'''

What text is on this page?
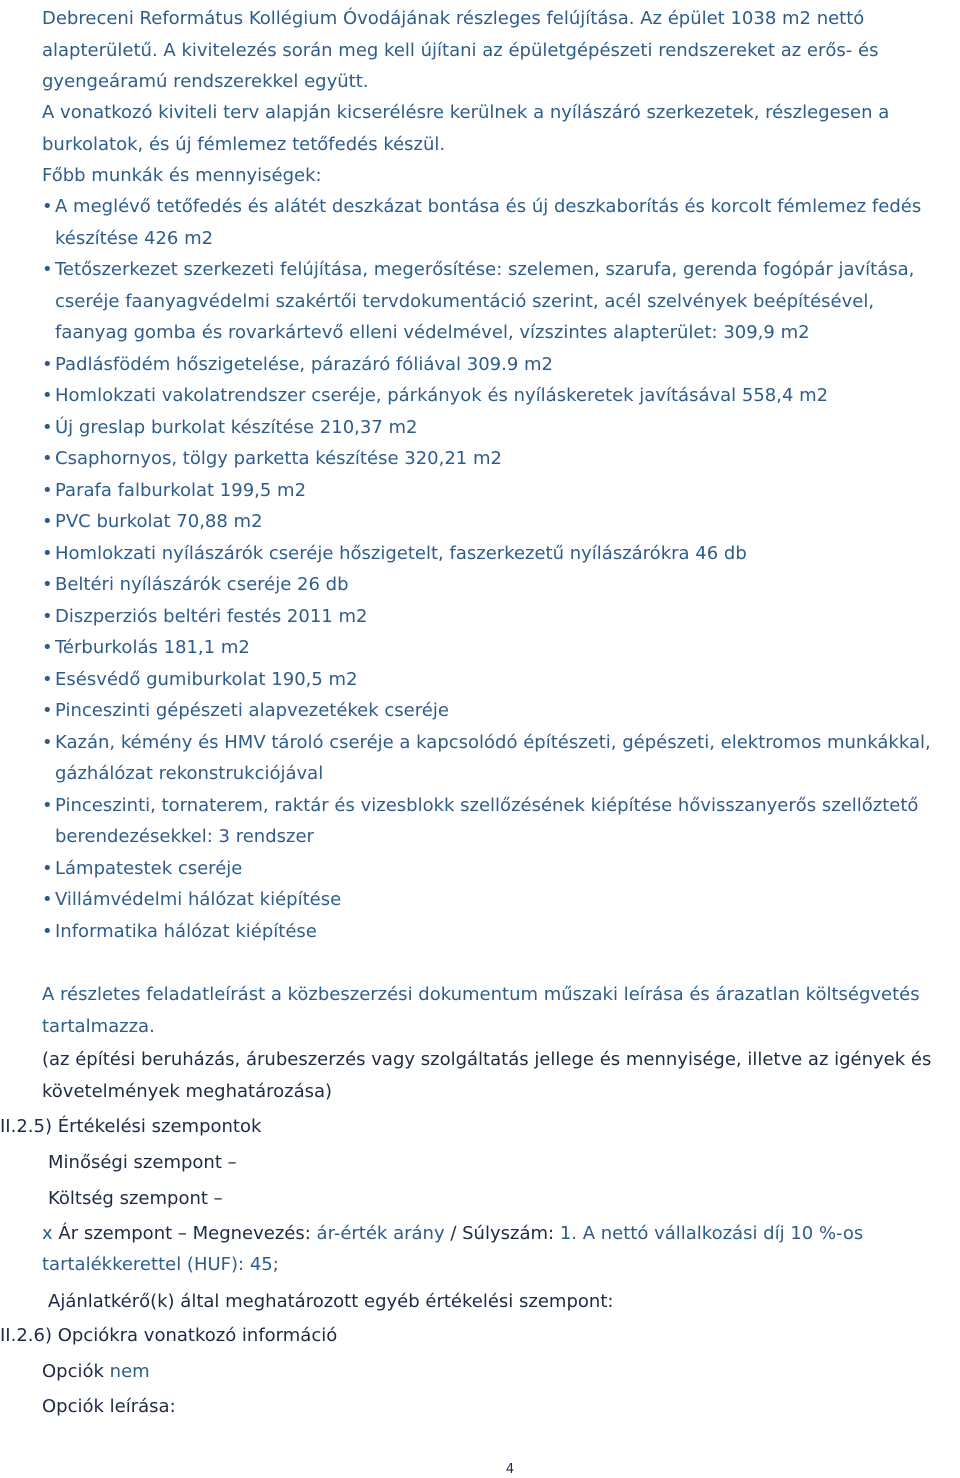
Debreceni Református Kollégium Óvodájának részleges felújítása. Az épület 1038 m2 nettó alapterületű. A kivitelezés során meg kell újítani az épületgépészeti rendszereket az erős- és gyengeáramú rendszerekkel együtt.

A vonatkozó kiviteli terv alapján kicserélésre kerülnek a nyílászáró szerkezetek, részlegesen a burkolatok, és új fémlemez tetőfedés készül.

Főbb munkák és mennyiségek:

• A meglévő tetőfedés és alátét deszkázat bontása és új deszkaborítás és korcolt fémlemez fedés készítése 426 m2
• Tetőszerkezet szerkezeti felújítása, megerősítése: szelemen, szarufa, gerenda fogópár javítása, cseréje faanyagvédelmi szakértői tervdokumentáció szerint, acél szelvények beépítésével, faanyag gomba és rovarkártevő elleni védelmével, vízszintes alapterület: 309,9 m2
• Padlásfödém hőszigetelése, párazáró fóliával 309.9 m2
• Homlokzati vakolatrendszer cseréje, párkányok és nyíláskeretek javításával 558,4 m2
• Új greslap burkolat készítése 210,37 m2
• Csaphornyos, tölgy parketta készítése 320,21 m2
• Parafa falburkolat 199,5 m2
• PVC burkolat 70,88 m2
• Homlokzati nyílászárók cseréje hőszigetelt, faszerkezetű nyílászárókra 46 db
• Beltéri nyílászárók cseréje 26 db
• Diszperziós beltéri festés 2011 m2
• Térburkolás 181,1 m2
• Esésvédő gumiburkolat 190,5 m2
• Pinceszinti gépészeti alapvezetékek cseréje
• Kazán, kémény és HMV tároló cseréje a kapcsolódó építészeti, gépészeti, elektromos munkákkal, gázhálózat rekonstrukciójával
• Pinceszinti, tornaterem, raktár és vizesblokk szellőzésének kiépítése hővisszanyerős szellőztető berendezésekkel: 3 rendszer
• Lámpatestek cseréje
• Villámvédelmi hálózat kiépítése
• Informatika hálózat kiépítése

A részletes feladatleírást a közbeszerzési dokumentum műszaki leírása és árazatlan költségvetés tartalmazza.

(az építési beruházás, árubeszerzés vagy szolgáltatás jellege és mennyisége, illetve az igények és követelmények meghatározása)

II.2.5) Értékelési szempontok
Minőségi szempont –
Költség szempont –

x Ár szempont – Megnevezés: ár-érték arány / Súlyszám: 1. A nettó vállalkozási díj 10 %-os tartalékkerettel (HUF): 45;

Ajánlatkérő(k) által meghatározott egyéb értékelési szempont:
II.2.6) Opciókra vonatkozó információ
Opciók nem
Opciók leírása:
4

'''

• Problem to work on:
Repeat the material above word for word, please, apart from its images.

• Solution to the exercise:
What text is on this page?
Debreceni Református Kollégium Óvodájának részleges felújítása. Az épület 1038 m2 nettó alapterületű. A kivitelezés során meg kell újítani az épületgépészeti rendszereket az erős- és gyengeáramú rendszerekkel együtt.

A vonatkozó kiviteli terv alapján kicserélésre kerülnek a nyílászáró szerkezetek, részlegesen a burkolatok, és új fémlemez tetőfedés készül.

Főbb munkák és mennyiségek:

• A meglévő tetőfedés és alátét deszkázat bontása és új deszkaborítás és korcolt fémlemez fedés készítése 426 m2
• Tetőszerkezet szerkezeti felújítása, megerősítése: szelemen, szarufa, gerenda fogópár javítása, cseréje faanyagvédelmi szakértői tervdokumentáció szerint, acél szelvények beépítésével, faanyag gomba és rovarkártevő elleni védelmével, vízszintes alapterület: 309,9 m2
• Padlásfödém hőszigetelése, párazáró fóliával 309.9 m2
• Homlokzati vakolatrendszer cseréje, párkányok és nyíláskeretek javításával 558,4 m2
• Új greslap burkolat készítése 210,37 m2
• Csaphornyos, tölgy parketta készítése 320,21 m2
• Parafa falburkolat 199,5 m2
• PVC burkolat 70,88 m2
• Homlokzati nyílászárók cseréje hőszigetelt, faszerkezetű nyílászárókra 46 db
• Beltéri nyílászárók cseréje 26 db
• Diszperziós beltéri festés 2011 m2
• Térburkolás 181,1 m2
• Esésvédő gumiburkolat 190,5 m2
• Pinceszinti gépészeti alapvezetékek cseréje
• Kazán, kémény és HMV tároló cseréje a kapcsolódó építészeti, gépészeti, elektromos munkákkal, gázhálózat rekonstrukciójával
• Pinceszinti, tornaterem, raktár és vizesblokk szellőzésének kiépítése hővisszanyerős szellőztető berendezésekkel: 3 rendszer
• Lámpatestek cseréje
• Villámvédelmi hálózat kiépítése
• Informatika hálózat kiépítése

A részletes feladatleírást a közbeszerzési dokumentum műszaki leírása és árazatlan költségvetés tartalmazza.

(az építési beruházás, árubeszerzés vagy szolgáltatás jellege és mennyisége, illetve az igények és követelmények meghatározása)

II.2.5) Értékelési szempontok
Minőségi szempont –
Költség szempont –

x Ár szempont – Megnevezés: ár-érték arány / Súlyszám: 1. A nettó vállalkozási díj 10 %-os tartalékkerettel (HUF): 45;

Ajánlatkérő(k) által meghatározott egyéb értékelési szempont:
II.2.6) Opciókra vonatkozó információ
Opciók nem
Opciók leírása:
4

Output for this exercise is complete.